- _WRITTEN INSTRUCTION_
Go through the listing and pick out each line with the word "Historial" in it.

________________

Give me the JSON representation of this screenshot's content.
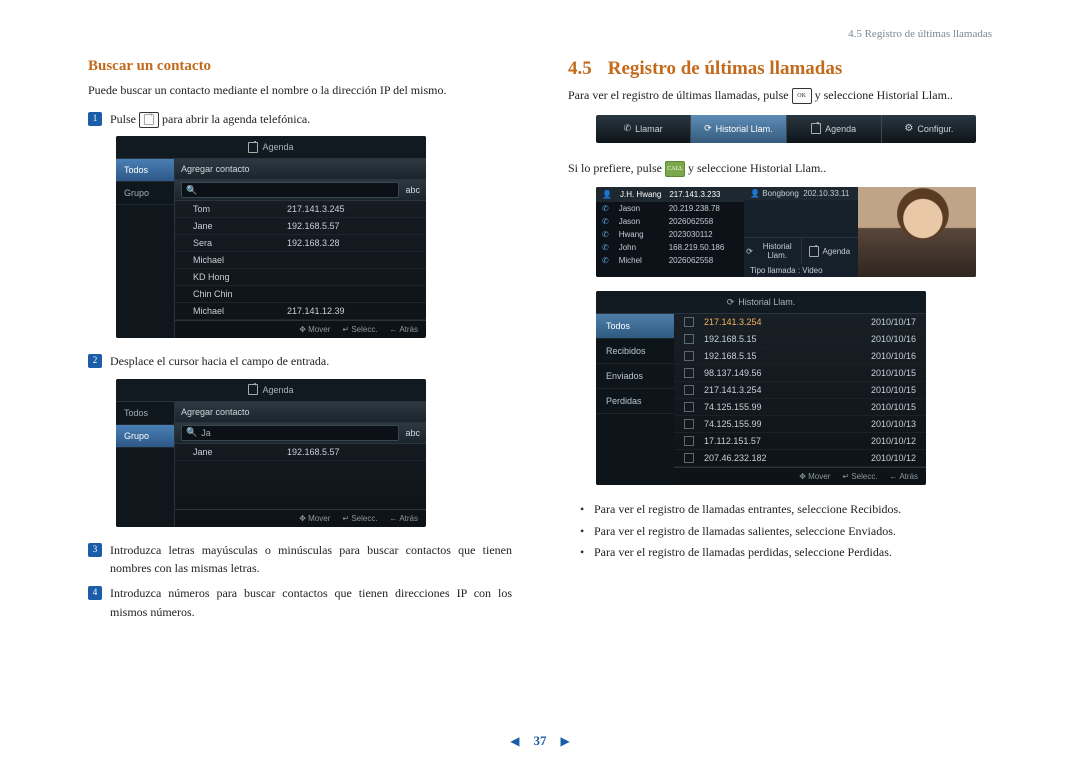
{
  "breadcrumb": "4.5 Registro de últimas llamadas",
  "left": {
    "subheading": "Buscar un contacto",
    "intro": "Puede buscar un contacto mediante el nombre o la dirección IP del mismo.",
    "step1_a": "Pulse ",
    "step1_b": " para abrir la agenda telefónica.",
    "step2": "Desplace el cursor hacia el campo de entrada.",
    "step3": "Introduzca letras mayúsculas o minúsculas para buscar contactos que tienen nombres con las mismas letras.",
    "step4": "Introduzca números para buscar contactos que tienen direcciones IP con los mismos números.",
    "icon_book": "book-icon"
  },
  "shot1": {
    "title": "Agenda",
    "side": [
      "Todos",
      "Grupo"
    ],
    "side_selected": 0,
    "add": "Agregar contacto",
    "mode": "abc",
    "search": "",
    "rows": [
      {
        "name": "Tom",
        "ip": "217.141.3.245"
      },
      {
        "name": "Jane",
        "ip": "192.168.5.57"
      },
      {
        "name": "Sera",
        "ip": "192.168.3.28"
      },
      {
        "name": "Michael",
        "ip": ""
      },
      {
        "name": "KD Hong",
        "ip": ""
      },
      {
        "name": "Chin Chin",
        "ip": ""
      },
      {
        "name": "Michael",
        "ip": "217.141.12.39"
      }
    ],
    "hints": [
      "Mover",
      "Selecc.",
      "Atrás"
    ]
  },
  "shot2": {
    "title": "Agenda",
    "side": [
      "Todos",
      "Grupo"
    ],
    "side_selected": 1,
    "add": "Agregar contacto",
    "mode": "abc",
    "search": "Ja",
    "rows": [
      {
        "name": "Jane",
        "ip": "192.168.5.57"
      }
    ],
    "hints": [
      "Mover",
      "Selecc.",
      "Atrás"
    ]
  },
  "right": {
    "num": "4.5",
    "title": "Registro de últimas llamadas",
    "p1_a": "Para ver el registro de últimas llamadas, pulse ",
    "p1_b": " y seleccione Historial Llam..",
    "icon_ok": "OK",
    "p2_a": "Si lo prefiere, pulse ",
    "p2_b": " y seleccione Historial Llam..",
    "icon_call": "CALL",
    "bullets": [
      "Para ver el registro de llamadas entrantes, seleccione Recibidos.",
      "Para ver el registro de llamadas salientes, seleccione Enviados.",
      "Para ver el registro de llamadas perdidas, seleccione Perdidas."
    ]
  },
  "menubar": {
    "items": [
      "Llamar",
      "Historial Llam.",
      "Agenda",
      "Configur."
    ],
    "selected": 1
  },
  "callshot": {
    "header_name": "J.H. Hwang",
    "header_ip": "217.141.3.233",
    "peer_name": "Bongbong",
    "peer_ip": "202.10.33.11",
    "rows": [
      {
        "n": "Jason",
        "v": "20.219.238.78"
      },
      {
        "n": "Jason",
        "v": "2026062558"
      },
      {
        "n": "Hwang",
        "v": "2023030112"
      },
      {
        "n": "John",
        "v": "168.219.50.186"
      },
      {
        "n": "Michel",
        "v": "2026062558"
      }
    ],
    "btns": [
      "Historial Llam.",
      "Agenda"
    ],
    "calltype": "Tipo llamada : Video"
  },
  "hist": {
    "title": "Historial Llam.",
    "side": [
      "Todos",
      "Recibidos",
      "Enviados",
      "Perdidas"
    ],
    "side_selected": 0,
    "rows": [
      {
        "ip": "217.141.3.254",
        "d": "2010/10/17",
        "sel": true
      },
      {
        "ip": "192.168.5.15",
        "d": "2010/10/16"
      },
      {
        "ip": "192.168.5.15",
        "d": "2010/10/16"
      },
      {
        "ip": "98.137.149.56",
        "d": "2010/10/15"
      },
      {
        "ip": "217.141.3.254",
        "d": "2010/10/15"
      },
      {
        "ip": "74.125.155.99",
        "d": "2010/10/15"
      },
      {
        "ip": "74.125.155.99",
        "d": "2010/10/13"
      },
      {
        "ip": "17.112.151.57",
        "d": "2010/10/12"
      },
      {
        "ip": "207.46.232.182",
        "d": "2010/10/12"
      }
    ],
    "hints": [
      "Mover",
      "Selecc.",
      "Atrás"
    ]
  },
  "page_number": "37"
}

________________

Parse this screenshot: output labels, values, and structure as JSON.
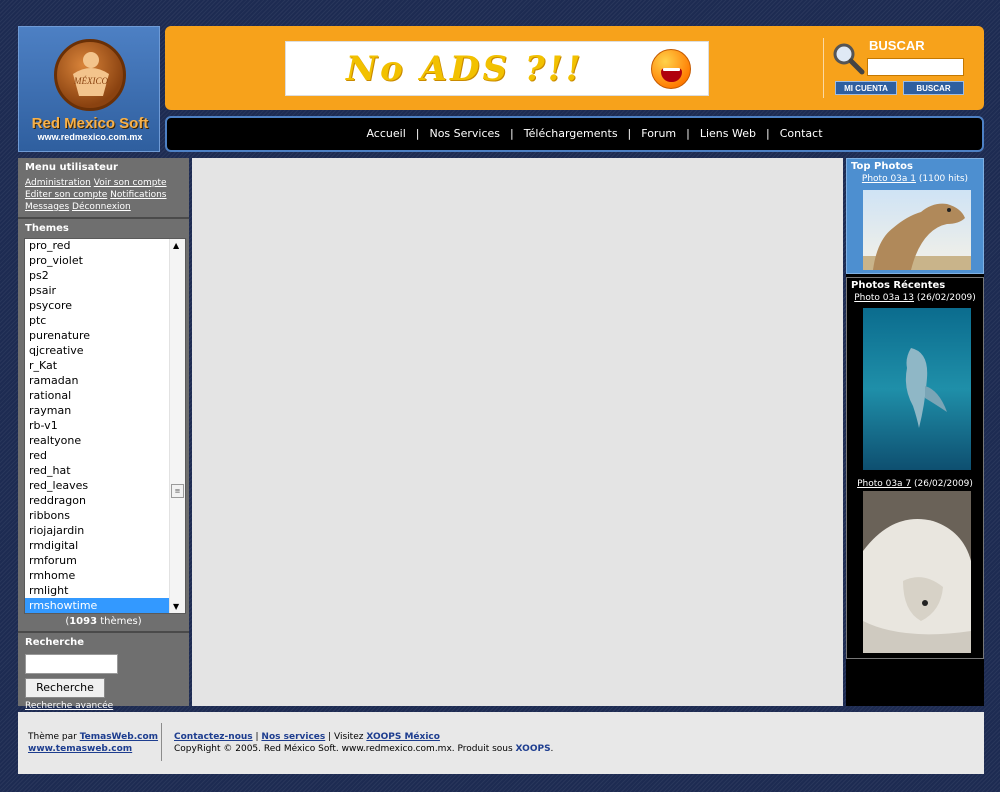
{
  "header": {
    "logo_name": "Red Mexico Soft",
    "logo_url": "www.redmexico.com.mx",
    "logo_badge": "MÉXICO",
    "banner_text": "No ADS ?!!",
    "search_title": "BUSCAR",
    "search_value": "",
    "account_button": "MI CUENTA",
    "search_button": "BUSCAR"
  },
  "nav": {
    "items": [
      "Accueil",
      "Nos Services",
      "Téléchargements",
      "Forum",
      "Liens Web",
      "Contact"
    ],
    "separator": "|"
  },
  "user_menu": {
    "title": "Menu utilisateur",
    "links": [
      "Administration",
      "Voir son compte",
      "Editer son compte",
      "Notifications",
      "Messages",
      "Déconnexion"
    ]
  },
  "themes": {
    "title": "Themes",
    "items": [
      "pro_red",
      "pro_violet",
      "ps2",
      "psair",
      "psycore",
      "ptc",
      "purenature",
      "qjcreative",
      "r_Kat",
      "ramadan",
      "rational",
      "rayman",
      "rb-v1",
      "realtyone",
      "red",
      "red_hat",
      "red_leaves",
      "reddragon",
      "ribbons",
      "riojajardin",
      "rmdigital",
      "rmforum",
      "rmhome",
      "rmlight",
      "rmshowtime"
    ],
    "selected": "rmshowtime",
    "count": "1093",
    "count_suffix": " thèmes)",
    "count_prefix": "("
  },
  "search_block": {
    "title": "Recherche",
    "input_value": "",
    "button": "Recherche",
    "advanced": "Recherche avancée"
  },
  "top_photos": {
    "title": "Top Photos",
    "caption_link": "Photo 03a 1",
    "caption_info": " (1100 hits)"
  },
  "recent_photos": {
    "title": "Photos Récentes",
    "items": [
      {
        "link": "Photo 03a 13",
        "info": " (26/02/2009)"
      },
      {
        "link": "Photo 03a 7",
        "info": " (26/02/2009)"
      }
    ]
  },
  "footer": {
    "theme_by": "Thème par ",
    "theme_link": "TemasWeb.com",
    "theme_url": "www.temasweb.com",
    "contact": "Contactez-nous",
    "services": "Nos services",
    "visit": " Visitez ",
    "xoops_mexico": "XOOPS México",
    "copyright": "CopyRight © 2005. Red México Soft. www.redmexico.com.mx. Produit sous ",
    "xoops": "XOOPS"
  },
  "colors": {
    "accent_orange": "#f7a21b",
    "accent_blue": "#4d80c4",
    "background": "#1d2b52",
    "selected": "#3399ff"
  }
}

________________

- _SOLUTION TO THE PROBLEM_
    "p1_b": " y seleccione Historial Llam..",
    "p2_b": " y seleccione Historial Llam..",
      "Historial Llam.",
      "Historial Llam.",
    "title": "Historial Llam.",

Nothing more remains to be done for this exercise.